(Stored data)
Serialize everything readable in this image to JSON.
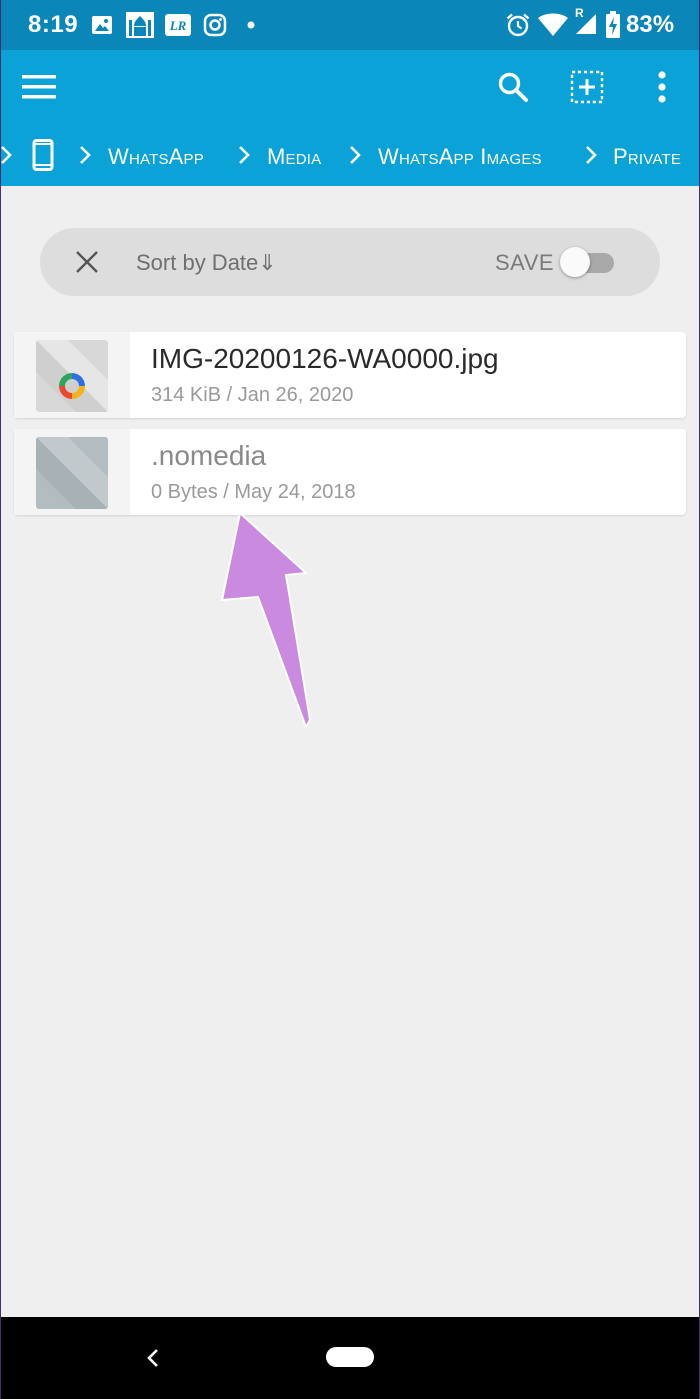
{
  "status_bar": {
    "time": "8:19",
    "battery": "83%",
    "notification_icons": [
      "gallery-icon",
      "mosque-icon",
      "lightroom-icon",
      "instagram-icon",
      "dot-icon"
    ],
    "system_icons": [
      "alarm-icon",
      "wifi-icon",
      "signal-icon",
      "battery-charging-icon"
    ],
    "signal_badge": "R"
  },
  "app_bar": {
    "actions": [
      "menu-icon",
      "search-icon",
      "select-add-icon",
      "more-vert-icon"
    ],
    "breadcrumb": [
      "WhatsApp",
      "Media",
      "WhatsApp Images",
      "Private"
    ],
    "color": "#0ba2d8"
  },
  "sort_bar": {
    "label": "Sort by Date⇓",
    "save_label": "SAVE",
    "save_toggle_on": false
  },
  "files": [
    {
      "name": "IMG-20200126-WA0000.jpg",
      "meta": "314 KiB / Jan 26, 2020"
    },
    {
      "name": ".nomedia",
      "meta": "0 Bytes / May 24, 2018"
    }
  ],
  "nav_bar": {
    "buttons": [
      "back-icon",
      "home-pill"
    ]
  },
  "annotation": {
    "arrow_color": "#c98ae0"
  }
}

Set exercise:
Copy the entries above faithfully and omit every image.

Solved exercise:
Serialize everything readable in this image to JSON.
{
  "status_bar": {
    "time": "8:19",
    "battery": "83%",
    "notification_icons": [
      "gallery-icon",
      "mosque-icon",
      "lightroom-icon",
      "instagram-icon",
      "dot-icon"
    ],
    "system_icons": [
      "alarm-icon",
      "wifi-icon",
      "signal-icon",
      "battery-charging-icon"
    ],
    "signal_badge": "R"
  },
  "app_bar": {
    "actions": [
      "menu-icon",
      "search-icon",
      "select-add-icon",
      "more-vert-icon"
    ],
    "breadcrumb": [
      "WhatsApp",
      "Media",
      "WhatsApp Images",
      "Private"
    ],
    "color": "#0ba2d8"
  },
  "sort_bar": {
    "label": "Sort by Date⇓",
    "save_label": "SAVE",
    "save_toggle_on": false
  },
  "files": [
    {
      "name": "IMG-20200126-WA0000.jpg",
      "meta": "314 KiB / Jan 26, 2020"
    },
    {
      "name": ".nomedia",
      "meta": "0 Bytes / May 24, 2018"
    }
  ],
  "nav_bar": {
    "buttons": [
      "back-icon",
      "home-pill"
    ]
  },
  "annotation": {
    "arrow_color": "#c98ae0"
  }
}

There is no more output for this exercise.